- Data records:
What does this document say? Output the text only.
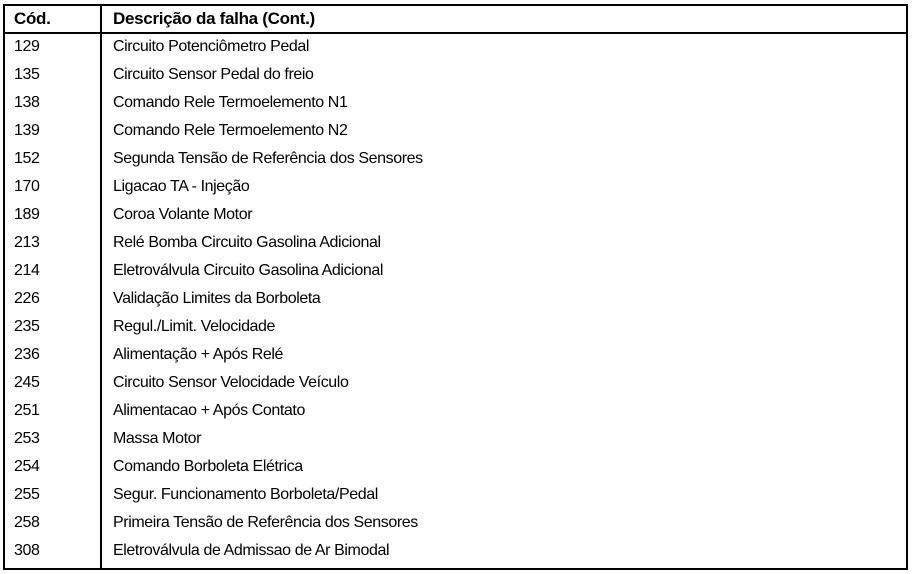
Cód.	Descrição da falha (Cont.)
129	Circuito Potenciômetro Pedal
135	Circuito Sensor Pedal do freio
138	Comando Rele Termoelemento N1
139	Comando Rele Termoelemento N2
152	Segunda Tensão de Referência dos Sensores
170	Ligacao TA - Injeção
189	Coroa Volante Motor
213	Relé Bomba Circuito Gasolina Adicional
214	Eletroválvula Circuito Gasolina Adicional
226	Validação Limites da Borboleta
235	Regul./Limit. Velocidade
236	Alimentação + Após Relé
245	Circuito Sensor Velocidade Veículo
251	Alimentacao + Após Contato
253	Massa Motor
254	Comando Borboleta Elétrica
255	Segur. Funcionamento Borboleta/Pedal
258	Primeira Tensão de Referência dos Sensores
308	Eletroválvula de Admissao de Ar Bimodal
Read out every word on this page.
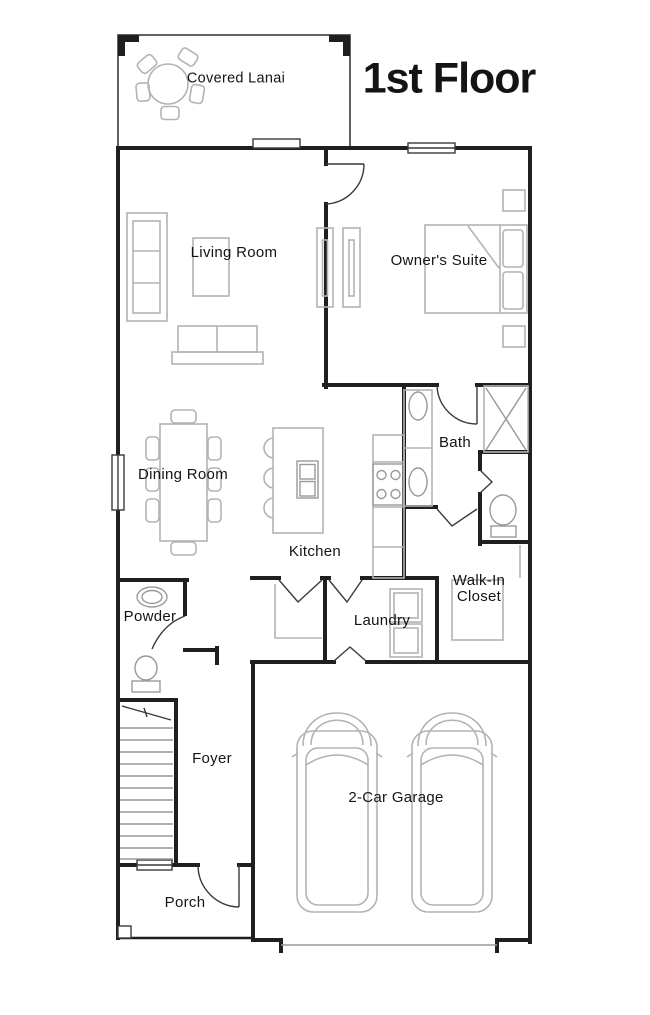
1st Floor
Covered Lanai
Living Room	Owner's Suite
Dining Room
Bath
Kitchen
Walk-In Closet
Powder	Laundry
Foyer
2-Car Garage
Porch
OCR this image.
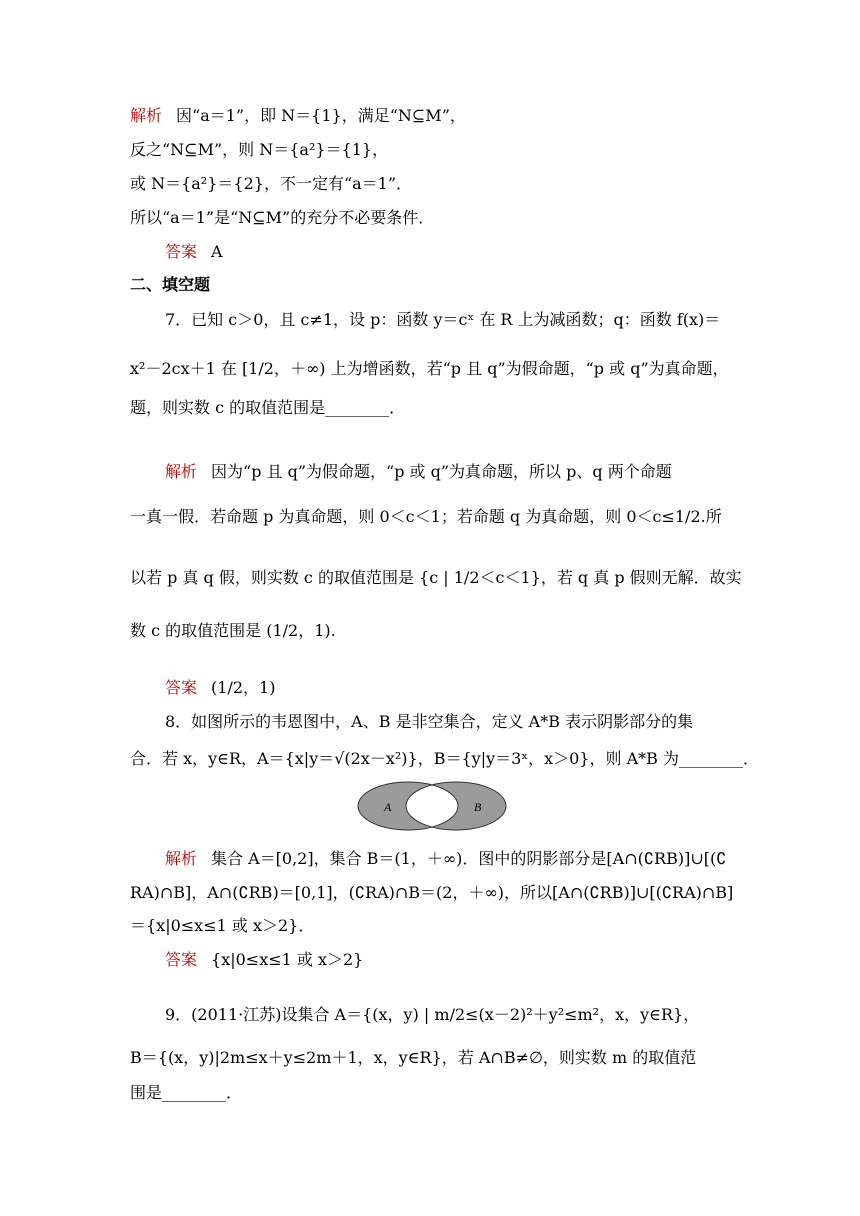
解析 因“a＝1”，即 N＝{1}，满足“N⊆M”，
反之“N⊆M”，则 N＝{a²}＝{1}，
或 N＝{a²}＝{2}，不一定有“a＝1”．
所以“a＝1”是“N⊆M”的充分不必要条件．
答案 A
二、填空题
7．已知 c＞0，且 c≠1，设 p：函数 y＝cˣ 在 R 上为减函数；q：函数 f(x)＝
x²－2cx＋1 在 [1/2，＋∞) 上为增函数，若“p 且 q”为假命题，“p 或 q”为真命题，
题，则实数 c 的取值范围是________．
解析 因为“p 且 q”为假命题，“p 或 q”为真命题，所以 p、q 两个命题
一真一假．若命题 p 为真命题，则 0＜c＜1；若命题 q 为真命题，则 0＜c≤1/2.所
以若 p 真 q 假，则实数 c 的取值范围是 {c | 1/2＜c＜1}，若 q 真 p 假则无解．故实
数 c 的取值范围是 (1/2，1).
答案 (1/2，1)
8．如图所示的韦恩图中，A、B 是非空集合，定义 A*B 表示阴影部分的集
合．若 x，y∈R，A＝{x|y＝√(2x－x²)}，B＝{y|y＝3ˣ，x＞0}，则 A*B 为________．
A	B
解析 集合 A＝[0,2]，集合 B＝(1，＋∞)．图中的阴影部分是[A∩(∁RB)]∪[(∁
RA)∩B]，A∩(∁RB)＝[0,1]，(∁RA)∩B＝(2，＋∞)，所以[A∩(∁RB)]∪[(∁RA)∩B]
＝{x|0≤x≤1 或 x＞2}．
答案 {x|0≤x≤1 或 x＞2}
9．(2011·江苏)设集合 A＝{(x，y) | m/2≤(x－2)²＋y²≤m²，x，y∈R}，
B＝{(x，y)|2m≤x＋y≤2m＋1，x，y∈R}，若 A∩B≠∅，则实数 m 的取值范
围是________．
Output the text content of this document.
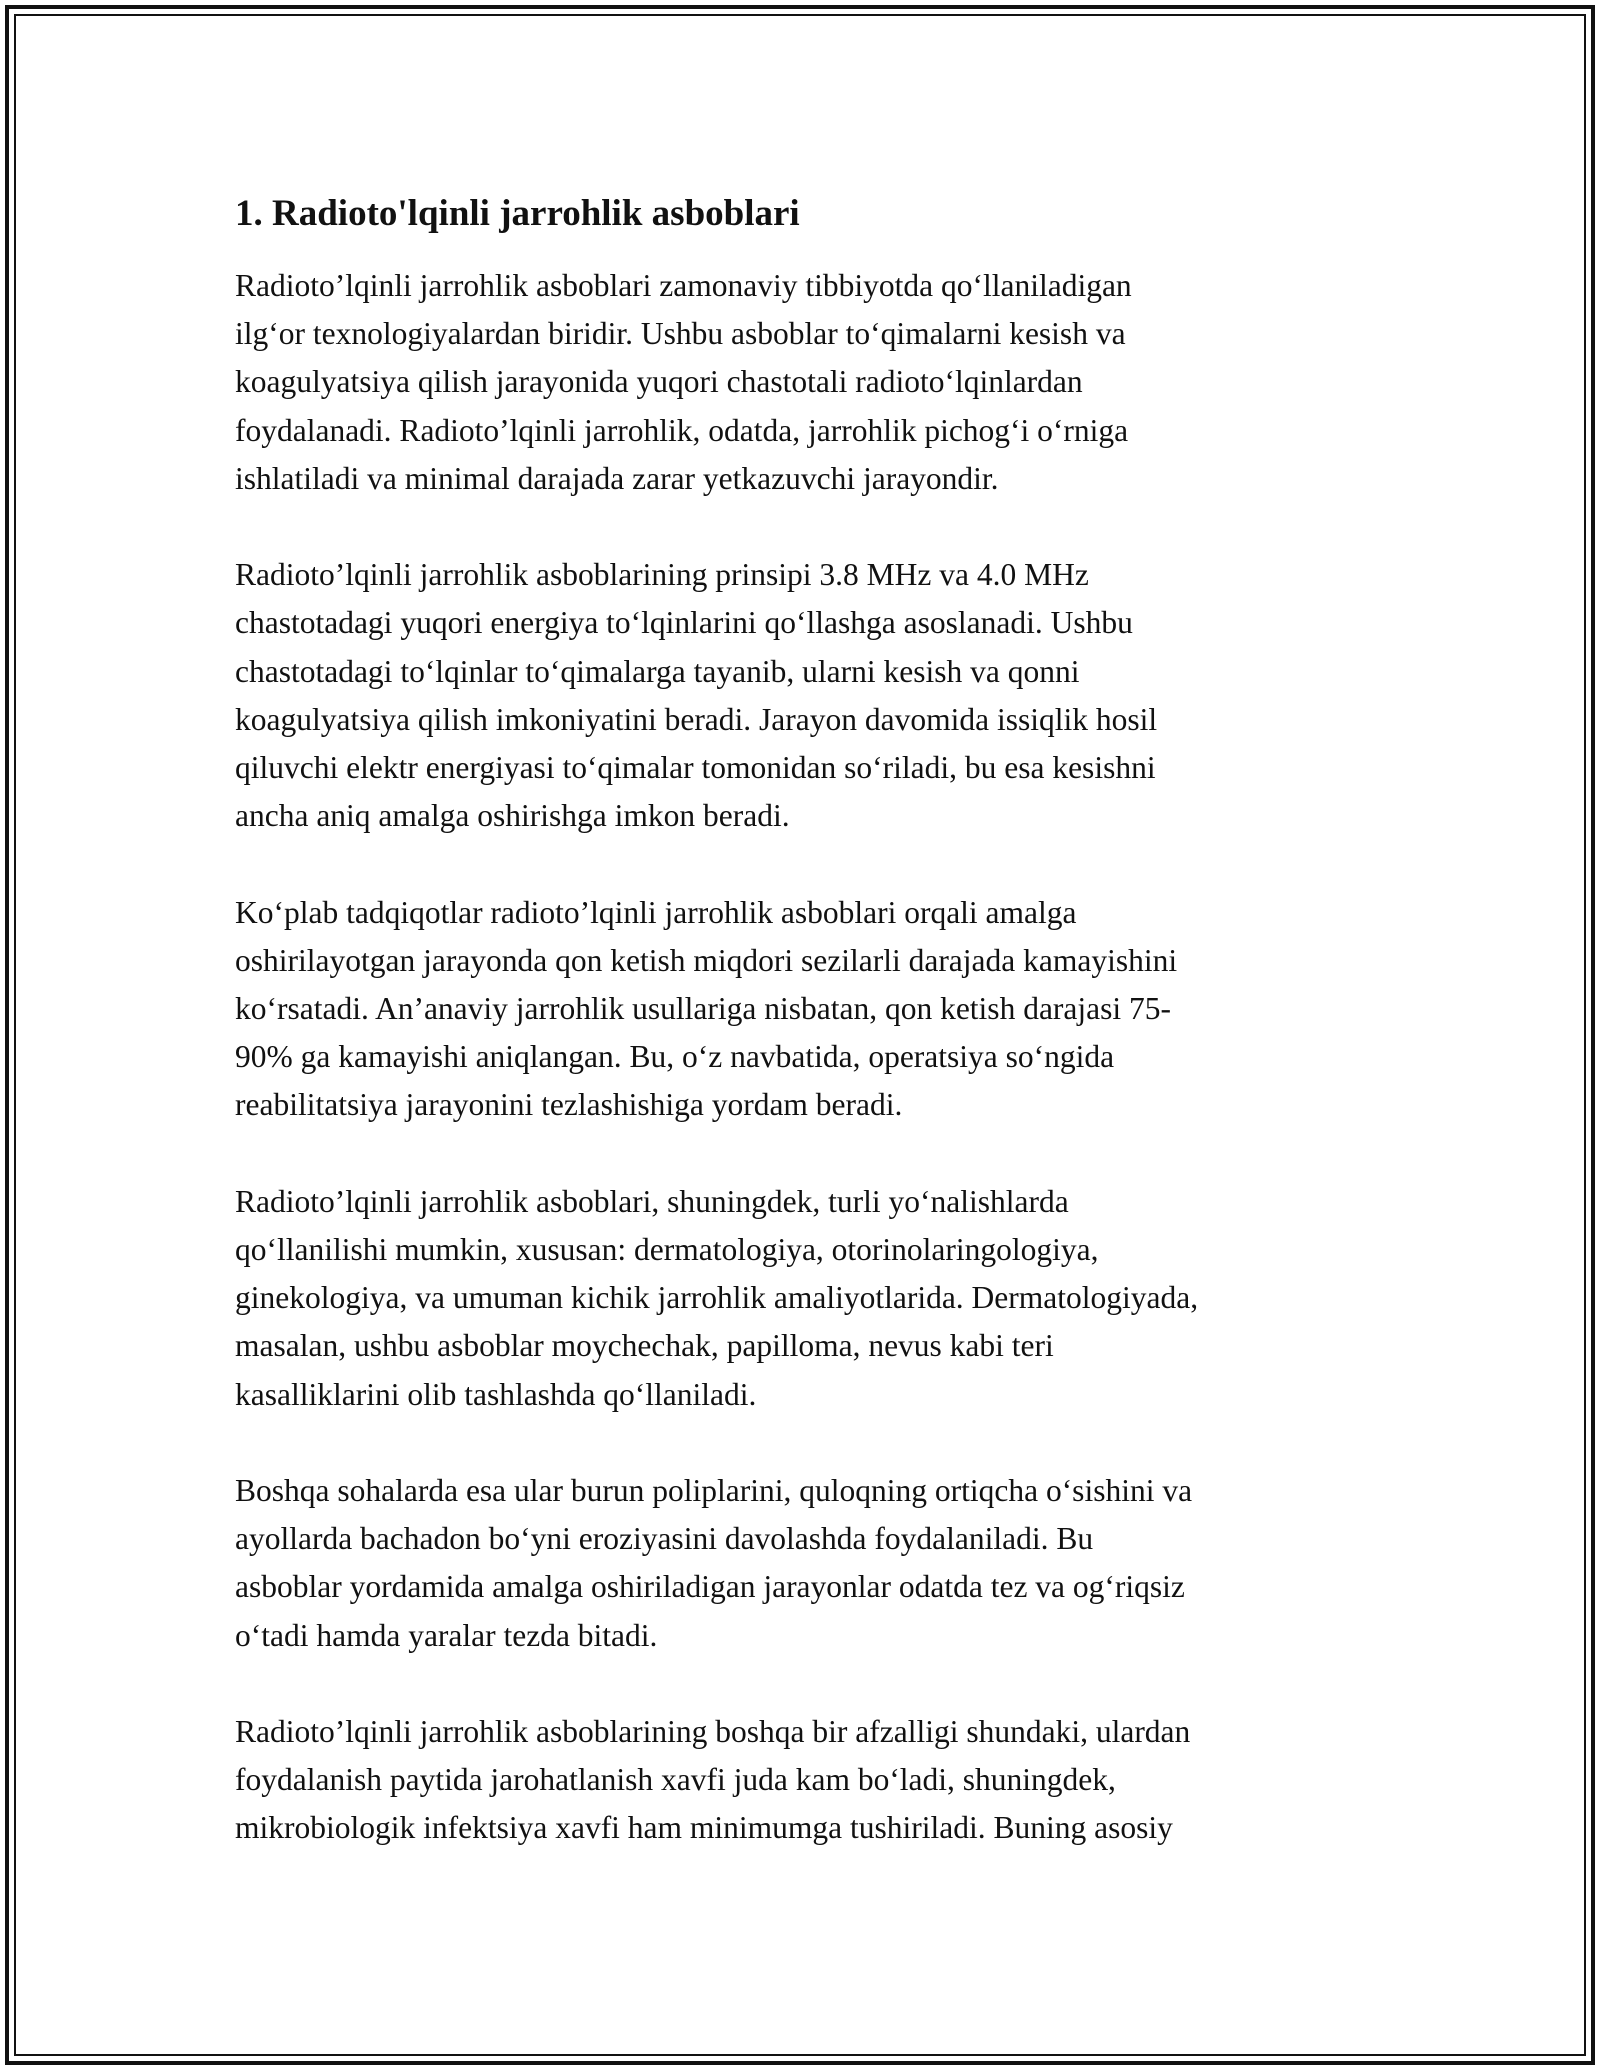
1. Radioto'lqinli jarrohlik asboblari

Radioto’lqinli jarrohlik asboblari zamonaviy tibbiyotda qo‘llaniladigan
ilg‘or texnologiyalardan biridir. Ushbu asboblar to‘qimalarni kesish va
koagulyatsiya qilish jarayonida yuqori chastotali radioto‘lqinlardan
foydalanadi. Radioto’lqinli jarrohlik, odatda, jarrohlik pichog‘i o‘rniga
ishlatiladi va minimal darajada zarar yetkazuvchi jarayondir.

Radioto’lqinli jarrohlik asboblarining prinsipi 3.8 MHz va 4.0 MHz
chastotadagi yuqori energiya to‘lqinlarini qo‘llashga asoslanadi. Ushbu
chastotadagi to‘lqinlar to‘qimalarga tayanib, ularni kesish va qonni
koagulyatsiya qilish imkoniyatini beradi. Jarayon davomida issiqlik hosil
qiluvchi elektr energiyasi to‘qimalar tomonidan so‘riladi, bu esa kesishni
ancha aniq amalga oshirishga imkon beradi.

Ko‘plab tadqiqotlar radioto’lqinli jarrohlik asboblari orqali amalga
oshirilayotgan jarayonda qon ketish miqdori sezilarli darajada kamayishini
ko‘rsatadi. An’anaviy jarrohlik usullariga nisbatan, qon ketish darajasi 75-
90% ga kamayishi aniqlangan. Bu, o‘z navbatida, operatsiya so‘ngida
reabilitatsiya jarayonini tezlashishiga yordam beradi.

Radioto’lqinli jarrohlik asboblari, shuningdek, turli yo‘nalishlarda
qo‘llanilishi mumkin, xususan: dermatologiya, otorinolaringologiya,
ginekologiya, va umuman kichik jarrohlik amaliyotlarida. Dermatologiyada,
masalan, ushbu asboblar moychechak, papilloma, nevus kabi teri
kasalliklarini olib tashlashda qo‘llaniladi.

Boshqa sohalarda esa ular burun poliplarini, quloqning ortiqcha o‘sishini va
ayollarda bachadon bo‘yni eroziyasini davolashda foydalaniladi. Bu
asboblar yordamida amalga oshiriladigan jarayonlar odatda tez va og‘riqsiz
o‘tadi hamda yaralar tezda bitadi.

Radioto’lqinli jarrohlik asboblarining boshqa bir afzalligi shundaki, ulardan
foydalanish paytida jarohatlanish xavfi juda kam bo‘ladi, shuningdek,
mikrobiologik infektsiya xavfi ham minimumga tushiriladi. Buning asosiy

- What you have to do:
Copy the records exactly as they appear, excluding images.

- Result:
What does this document say? Output the text only.
Cód.	Descrição da falha (Cont.)
129	Circuito Potenciômetro Pedal
135	Circuito Sensor Pedal do freio
138	Comando Rele Termoelemento N1
139	Comando Rele Termoelemento N2
152	Segunda Tensão de Referência dos Sensores
170	Ligacao TA - Injeção
189	Coroa Volante Motor
213	Relé Bomba Circuito Gasolina Adicional
214	Eletroválvula Circuito Gasolina Adicional
226	Validação Limites da Borboleta
235	Regul./Limit. Velocidade
236	Alimentação + Após Relé
245	Circuito Sensor Velocidade Veículo
251	Alimentacao + Após Contato
253	Massa Motor
254	Comando Borboleta Elétrica
255	Segur. Funcionamento Borboleta/Pedal
258	Primeira Tensão de Referência dos Sensores
308	Eletroválvula de Admissao de Ar Bimodal
Read out every word on this page.
1st Floor
Covered Lanai
Living Room	Owner's Suite
Dining Room
Bath
Kitchen
Walk-In Closet
Powder	Laundry
Foyer
2-Car Garage
Porch
OCR this image.
解析 因“a＝1”，即 N＝{1}，满足“N⊆M”，
反之“N⊆M”，则 N＝{a²}＝{1}，
或 N＝{a²}＝{2}，不一定有“a＝1”．
所以“a＝1”是“N⊆M”的充分不必要条件．
答案 A
二、填空题
7．已知 c＞0，且 c≠1，设 p：函数 y＝cˣ 在 R 上为减函数；q：函数 f(x)＝
x²－2cx＋1 在 [1/2，＋∞) 上为增函数，若“p 且 q”为假命题，“p 或 q”为真命题，
题，则实数 c 的取值范围是________．
解析 因为“p 且 q”为假命题，“p 或 q”为真命题，所以 p、q 两个命题
一真一假．若命题 p 为真命题，则 0＜c＜1；若命题 q 为真命题，则 0＜c≤1/2.所
以若 p 真 q 假，则实数 c 的取值范围是 {c | 1/2＜c＜1}，若 q 真 p 假则无解．故实
数 c 的取值范围是 (1/2，1).
答案 (1/2，1)
8．如图所示的韦恩图中，A、B 是非空集合，定义 A*B 表示阴影部分的集
合．若 x，y∈R，A＝{x|y＝√(2x－x²)}，B＝{y|y＝3ˣ，x＞0}，则 A*B 为________．
A	B
解析 集合 A＝[0,2]，集合 B＝(1，＋∞)．图中的阴影部分是[A∩(∁RB)]∪[(∁
RA)∩B]，A∩(∁RB)＝[0,1]，(∁RA)∩B＝(2，＋∞)，所以[A∩(∁RB)]∪[(∁RA)∩B]
＝{x|0≤x≤1 或 x＞2}．
答案 {x|0≤x≤1 或 x＞2}
9．(2011·江苏)设集合 A＝{(x，y) | m/2≤(x－2)²＋y²≤m²，x，y∈R}，
B＝{(x，y)|2m≤x＋y≤2m＋1，x，y∈R}，若 A∩B≠∅，则实数 m 的取值范
围是________．
Output the text content of this document.
1. Radioto'lqinli jarrohlik asboblari

Radioto’lqinli jarrohlik asboblari zamonaviy tibbiyotda qo‘llaniladigan
ilg‘or texnologiyalardan biridir. Ushbu asboblar to‘qimalarni kesish va
koagulyatsiya qilish jarayonida yuqori chastotali radioto‘lqinlardan
foydalanadi. Radioto’lqinli jarrohlik, odatda, jarrohlik pichog‘i o‘rniga
ishlatiladi va minimal darajada zarar yetkazuvchi jarayondir.

Radioto’lqinli jarrohlik asboblarining prinsipi 3.8 MHz va 4.0 MHz
chastotadagi yuqori energiya to‘lqinlarini qo‘llashga asoslanadi. Ushbu
chastotadagi to‘lqinlar to‘qimalarga tayanib, ularni kesish va qonni
koagulyatsiya qilish imkoniyatini beradi. Jarayon davomida issiqlik hosil
qiluvchi elektr energiyasi to‘qimalar tomonidan so‘riladi, bu esa kesishni
ancha aniq amalga oshirishga imkon beradi.

Ko‘plab tadqiqotlar radioto’lqinli jarrohlik asboblari orqali amalga
oshirilayotgan jarayonda qon ketish miqdori sezilarli darajada kamayishini
ko‘rsatadi. An’anaviy jarrohlik usullariga nisbatan, qon ketish darajasi 75-
90% ga kamayishi aniqlangan. Bu, o‘z navbatida, operatsiya so‘ngida
reabilitatsiya jarayonini tezlashishiga yordam beradi.

Radioto’lqinli jarrohlik asboblari, shuningdek, turli yo‘nalishlarda
qo‘llanilishi mumkin, xususan: dermatologiya, otorinolaringologiya,
ginekologiya, va umuman kichik jarrohlik amaliyotlarida. Dermatologiyada,
masalan, ushbu asboblar moychechak, papilloma, nevus kabi teri
kasalliklarini olib tashlashda qo‘llaniladi.

Boshqa sohalarda esa ular burun poliplarini, quloqning ortiqcha o‘sishini va
ayollarda bachadon bo‘yni eroziyasini davolashda foydalaniladi. Bu
asboblar yordamida amalga oshiriladigan jarayonlar odatda tez va og‘riqsiz
o‘tadi hamda yaralar tezda bitadi.

Radioto’lqinli jarrohlik asboblarining boshqa bir afzalligi shundaki, ulardan
foydalanish paytida jarohatlanish xavfi juda kam bo‘ladi, shuningdek,
mikrobiologik infektsiya xavfi ham minimumga tushiriladi. Buning asosiy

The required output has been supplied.